Work required:
Drop all images and give the records again exactly.

Data provided:
____
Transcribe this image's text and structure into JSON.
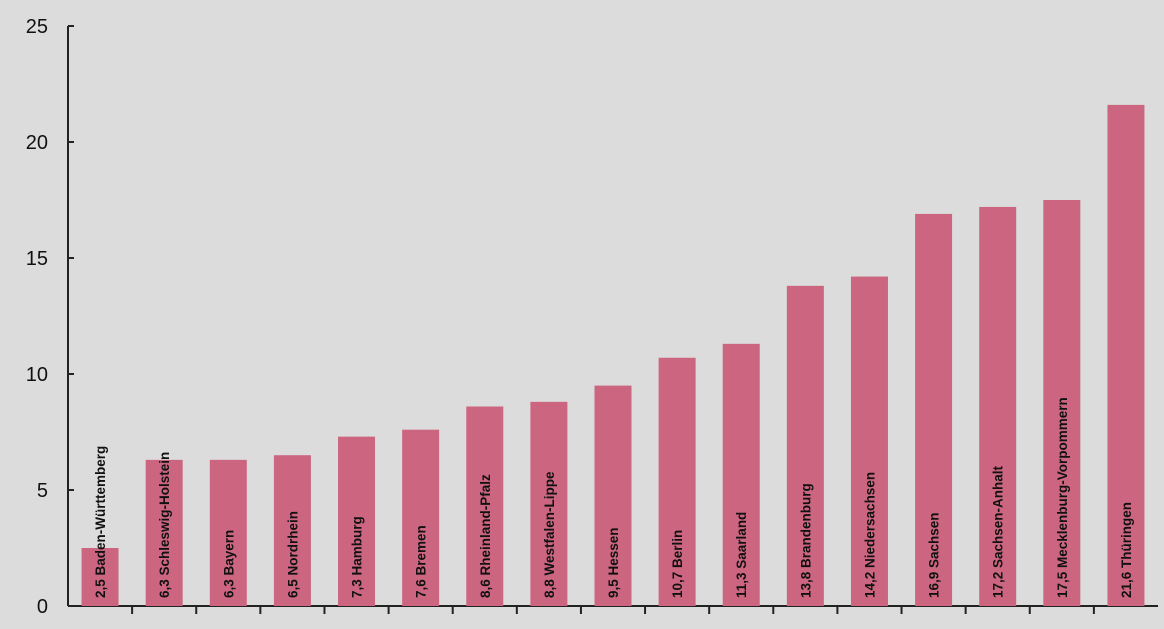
{
  "chart_data": {
    "type": "bar",
    "categories": [
      "2,5 Baden-Württemberg",
      "6,3 Schleswig-Holstein",
      "6,3 Bayern",
      "6,5 Nordrhein",
      "7,3 Hamburg",
      "7,6 Bremen",
      "8,6 Rheinland-Pfalz",
      "8,8 Westfalen-Lippe",
      "9,5 Hessen",
      "10,7 Berlin",
      "11,3 Saarland",
      "13,8 Brandenburg",
      "14,2 Niedersachsen",
      "16,9 Sachsen",
      "17,2 Sachsen-Anhalt",
      "17,5 Mecklenburg-Vorpommern",
      "21,6 Thüringen"
    ],
    "values": [
      2.5,
      6.3,
      6.3,
      6.5,
      7.3,
      7.6,
      8.6,
      8.8,
      9.5,
      10.7,
      11.3,
      13.8,
      14.2,
      16.9,
      17.2,
      17.5,
      21.6
    ],
    "yticks": [
      "0",
      "5",
      "10",
      "15",
      "20",
      "25"
    ],
    "ylim": [
      0,
      25
    ],
    "title": "",
    "xlabel": "",
    "ylabel": "",
    "grid": false,
    "legend": "none",
    "bar_color": "#cc6680",
    "axis_color": "#222222",
    "background_color": "#dcdcdc"
  }
}
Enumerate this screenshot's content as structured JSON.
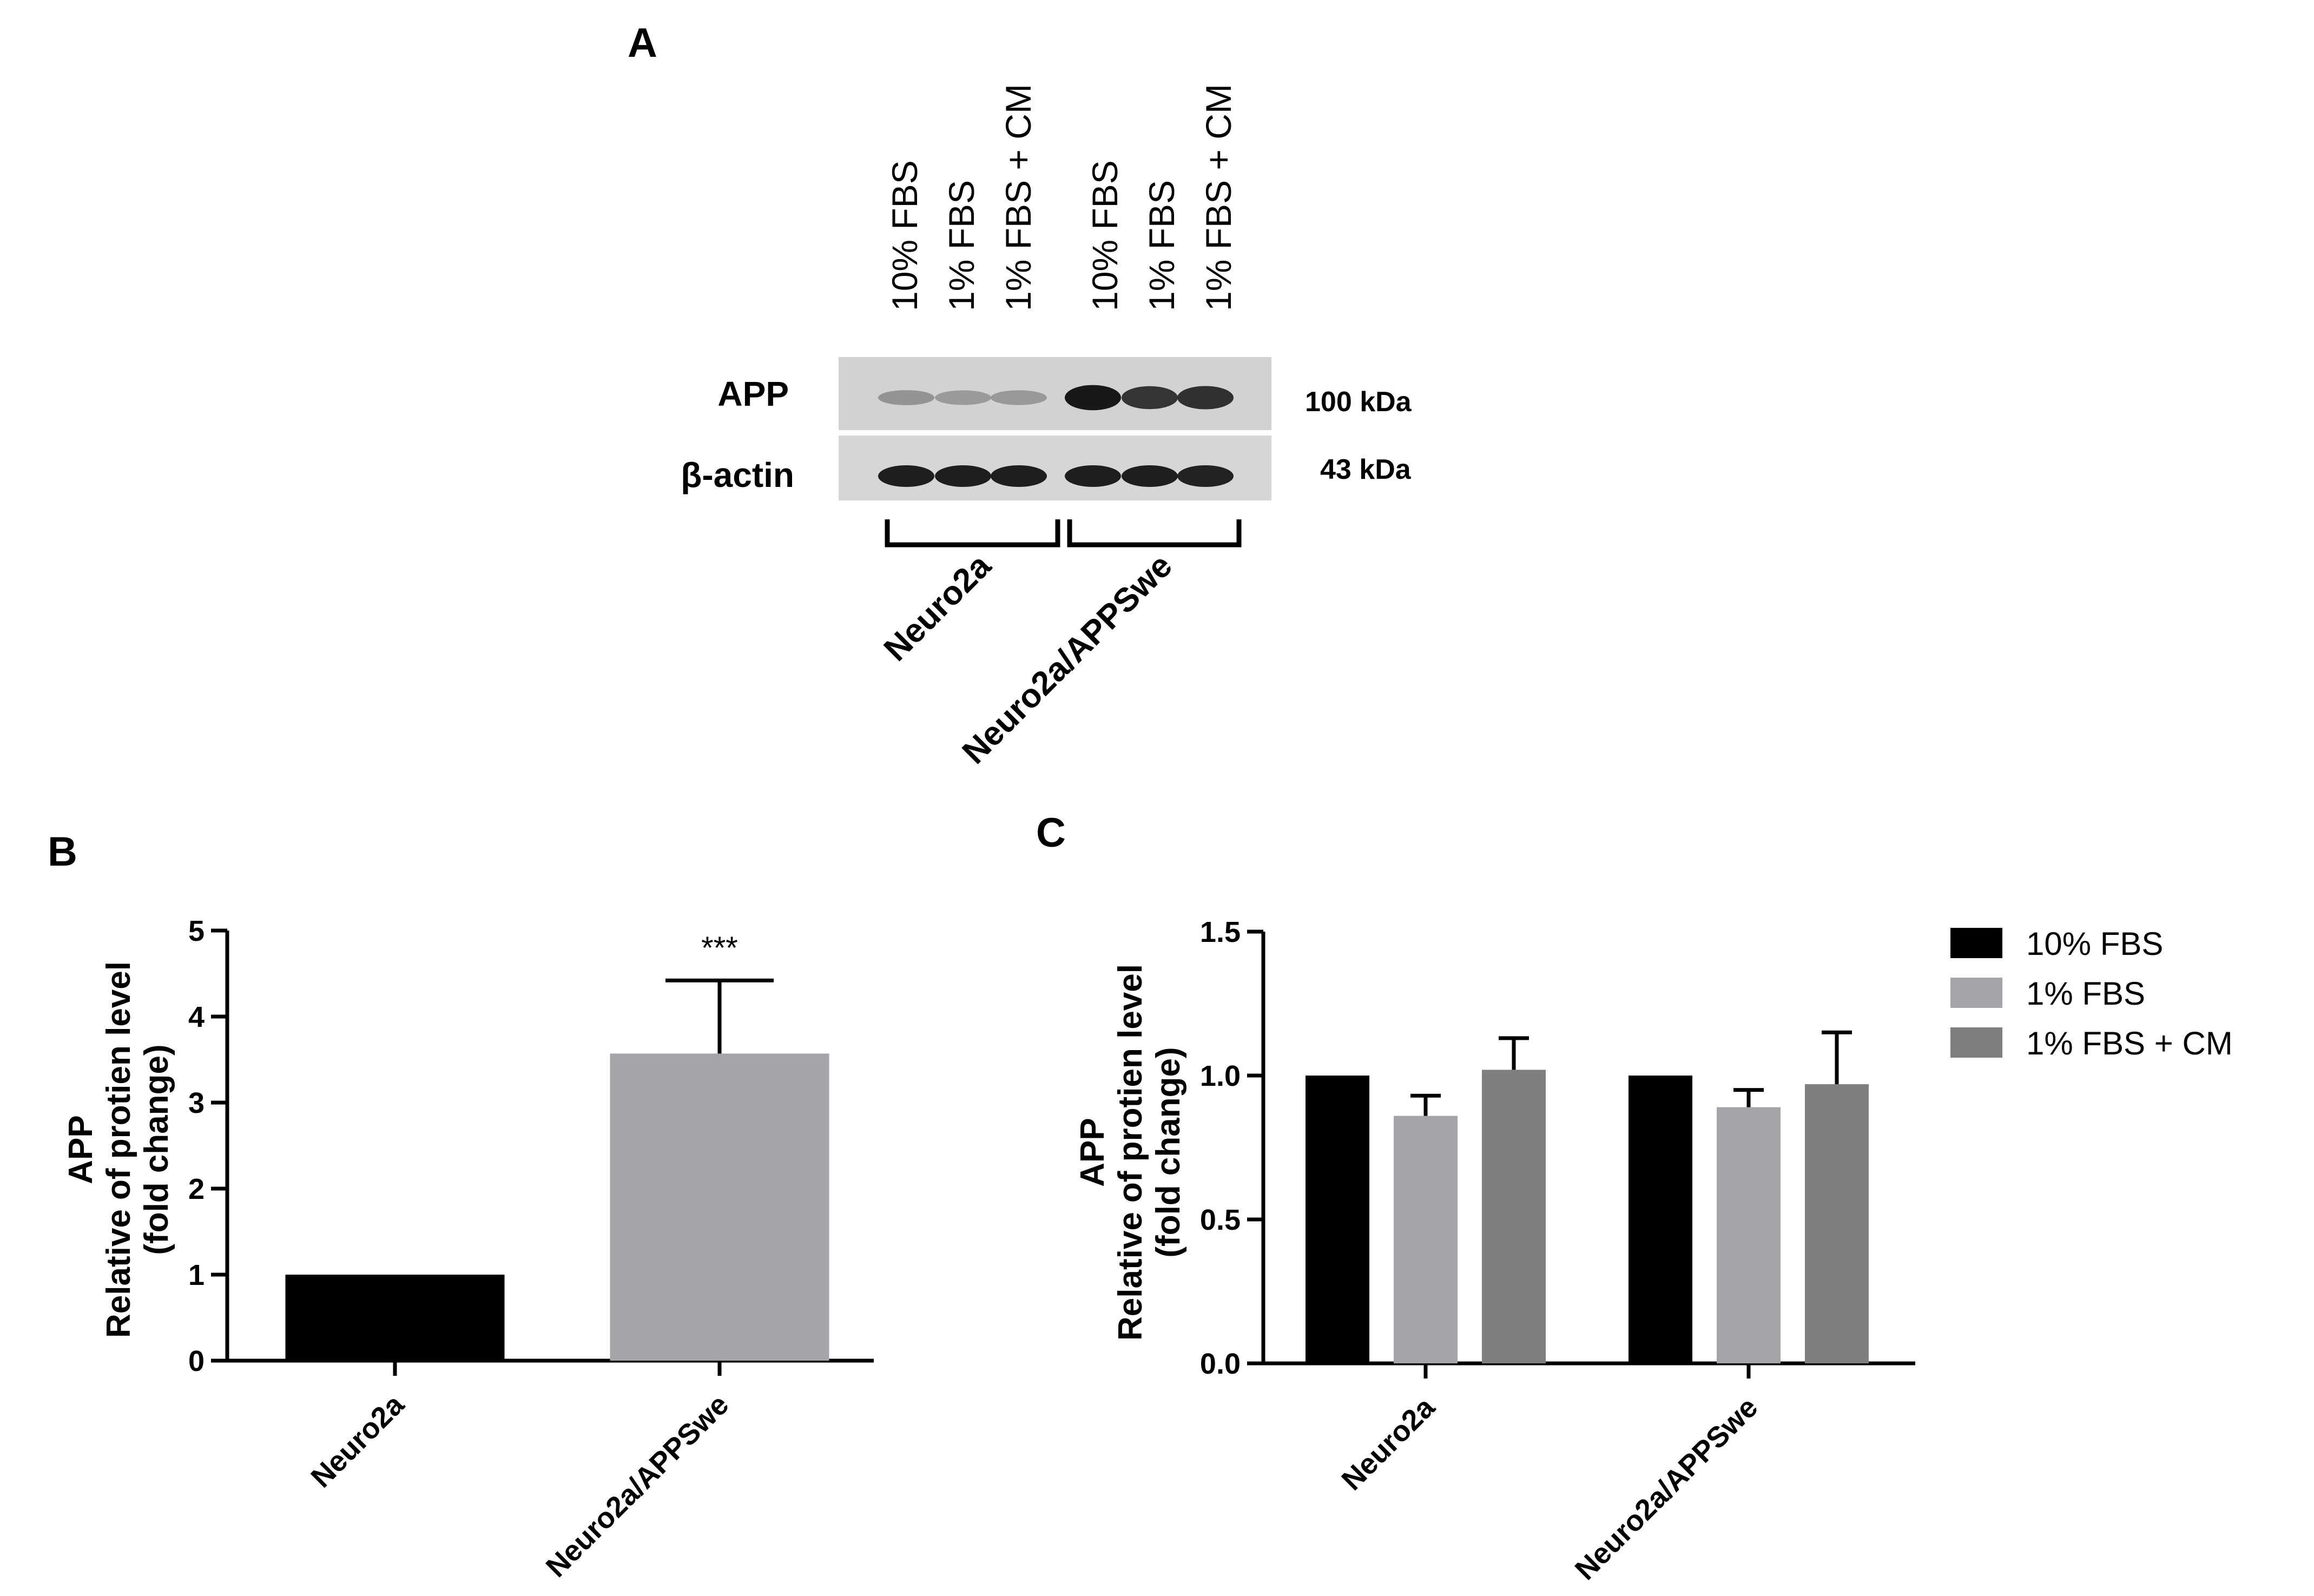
{
  "panel_a": {
    "letter": "A",
    "lane_labels": [
      "10% FBS",
      "1% FBS",
      "1% FBS + CM",
      "10% FBS",
      "1% FBS",
      "1% FBS + CM"
    ],
    "rows": [
      {
        "label": "APP",
        "kda": "100 kDa",
        "intensity": [
          0.28,
          0.25,
          0.26,
          0.95,
          0.8,
          0.82
        ]
      },
      {
        "label": "β-actin",
        "kda": "43 kDa",
        "intensity": [
          0.92,
          0.92,
          0.92,
          0.92,
          0.92,
          0.9
        ]
      }
    ],
    "groups": [
      {
        "label": "Neuro2a",
        "lanes": [
          0,
          1,
          2
        ]
      },
      {
        "label": "Neuro2a/APPSwe",
        "lanes": [
          3,
          4,
          5
        ]
      }
    ]
  },
  "chart_data": [
    {
      "panel": "B",
      "type": "bar",
      "categories": [
        "Neuro2a",
        "Neuro2a/APPSwe"
      ],
      "values": [
        1.0,
        3.57
      ],
      "errors": [
        0.0,
        0.85
      ],
      "colors": [
        "#000000",
        "#a5a5a9"
      ],
      "annotations": [
        "",
        "***"
      ],
      "ylabel": [
        "APP",
        "Relative of protien level",
        "(fold change)"
      ],
      "ylim": [
        0,
        5
      ],
      "yticks": [
        0,
        1,
        2,
        3,
        4,
        5
      ],
      "ytick_labels": [
        "0",
        "1",
        "2",
        "3",
        "4",
        "5"
      ],
      "grid": false
    },
    {
      "panel": "C",
      "type": "bar",
      "categories": [
        "Neuro2a",
        "Neuro2a/APPSwe"
      ],
      "series": [
        {
          "name": "10% FBS",
          "color": "#000000",
          "values": [
            1.0,
            1.0
          ],
          "errors": [
            0.0,
            0.0
          ]
        },
        {
          "name": "1% FBS",
          "color": "#a5a5a9",
          "values": [
            0.86,
            0.89
          ],
          "errors": [
            0.07,
            0.06
          ]
        },
        {
          "name": "1% FBS + CM",
          "color": "#7f7f7f",
          "values": [
            1.02,
            0.97
          ],
          "errors": [
            0.11,
            0.18
          ]
        }
      ],
      "ylabel": [
        "APP",
        "Relative of protien level",
        "(fold change)"
      ],
      "ylim": [
        0,
        1.5
      ],
      "yticks": [
        0,
        0.5,
        1.0,
        1.5
      ],
      "ytick_labels": [
        "0.0",
        "0.5",
        "1.0",
        "1.5"
      ],
      "legend_position": "top-right",
      "grid": false
    }
  ]
}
____
Task solution:
Transcribe this image's text and structure into JSON.
{
  "chart_data": {
    "type": "bar",
    "categories": [
      "2,5 Baden-Württemberg",
      "6,3 Schleswig-Holstein",
      "6,3 Bayern",
      "6,5 Nordrhein",
      "7,3 Hamburg",
      "7,6 Bremen",
      "8,6 Rheinland-Pfalz",
      "8,8 Westfalen-Lippe",
      "9,5 Hessen",
      "10,7 Berlin",
      "11,3 Saarland",
      "13,8 Brandenburg",
      "14,2 Niedersachsen",
      "16,9 Sachsen",
      "17,2 Sachsen-Anhalt",
      "17,5 Mecklenburg-Vorpommern",
      "21,6 Thüringen"
    ],
    "values": [
      2.5,
      6.3,
      6.3,
      6.5,
      7.3,
      7.6,
      8.6,
      8.8,
      9.5,
      10.7,
      11.3,
      13.8,
      14.2,
      16.9,
      17.2,
      17.5,
      21.6
    ],
    "yticks": [
      "0",
      "5",
      "10",
      "15",
      "20",
      "25"
    ],
    "ylim": [
      0,
      25
    ],
    "title": "",
    "xlabel": "",
    "ylabel": "",
    "grid": false,
    "legend": "none",
    "bar_color": "#cc6680",
    "axis_color": "#222222",
    "background_color": "#dcdcdc"
  }
}
Enumerate this screenshot's content as structured JSON.
{
  "panel_a": {
    "letter": "A",
    "lane_labels": [
      "10% FBS",
      "1% FBS",
      "1% FBS + CM",
      "10% FBS",
      "1% FBS",
      "1% FBS + CM"
    ],
    "rows": [
      {
        "label": "APP",
        "kda": "100 kDa",
        "intensity": [
          0.28,
          0.25,
          0.26,
          0.95,
          0.8,
          0.82
        ]
      },
      {
        "label": "β-actin",
        "kda": "43 kDa",
        "intensity": [
          0.92,
          0.92,
          0.92,
          0.92,
          0.92,
          0.9
        ]
      }
    ],
    "groups": [
      {
        "label": "Neuro2a",
        "lanes": [
          0,
          1,
          2
        ]
      },
      {
        "label": "Neuro2a/APPSwe",
        "lanes": [
          3,
          4,
          5
        ]
      }
    ]
  },
  "chart_data": [
    {
      "panel": "B",
      "type": "bar",
      "categories": [
        "Neuro2a",
        "Neuro2a/APPSwe"
      ],
      "values": [
        1.0,
        3.57
      ],
      "errors": [
        0.0,
        0.85
      ],
      "colors": [
        "#000000",
        "#a5a5a9"
      ],
      "annotations": [
        "",
        "***"
      ],
      "ylabel": [
        "APP",
        "Relative of protien level",
        "(fold change)"
      ],
      "ylim": [
        0,
        5
      ],
      "yticks": [
        0,
        1,
        2,
        3,
        4,
        5
      ],
      "ytick_labels": [
        "0",
        "1",
        "2",
        "3",
        "4",
        "5"
      ],
      "grid": false
    },
    {
      "panel": "C",
      "type": "bar",
      "categories": [
        "Neuro2a",
        "Neuro2a/APPSwe"
      ],
      "series": [
        {
          "name": "10% FBS",
          "color": "#000000",
          "values": [
            1.0,
            1.0
          ],
          "errors": [
            0.0,
            0.0
          ]
        },
        {
          "name": "1% FBS",
          "color": "#a5a5a9",
          "values": [
            0.86,
            0.89
          ],
          "errors": [
            0.07,
            0.06
          ]
        },
        {
          "name": "1% FBS + CM",
          "color": "#7f7f7f",
          "values": [
            1.02,
            0.97
          ],
          "errors": [
            0.11,
            0.18
          ]
        }
      ],
      "ylabel": [
        "APP",
        "Relative of protien level",
        "(fold change)"
      ],
      "ylim": [
        0,
        1.5
      ],
      "yticks": [
        0,
        0.5,
        1.0,
        1.5
      ],
      "ytick_labels": [
        "0.0",
        "0.5",
        "1.0",
        "1.5"
      ],
      "legend_position": "top-right",
      "grid": false
    }
  ]
}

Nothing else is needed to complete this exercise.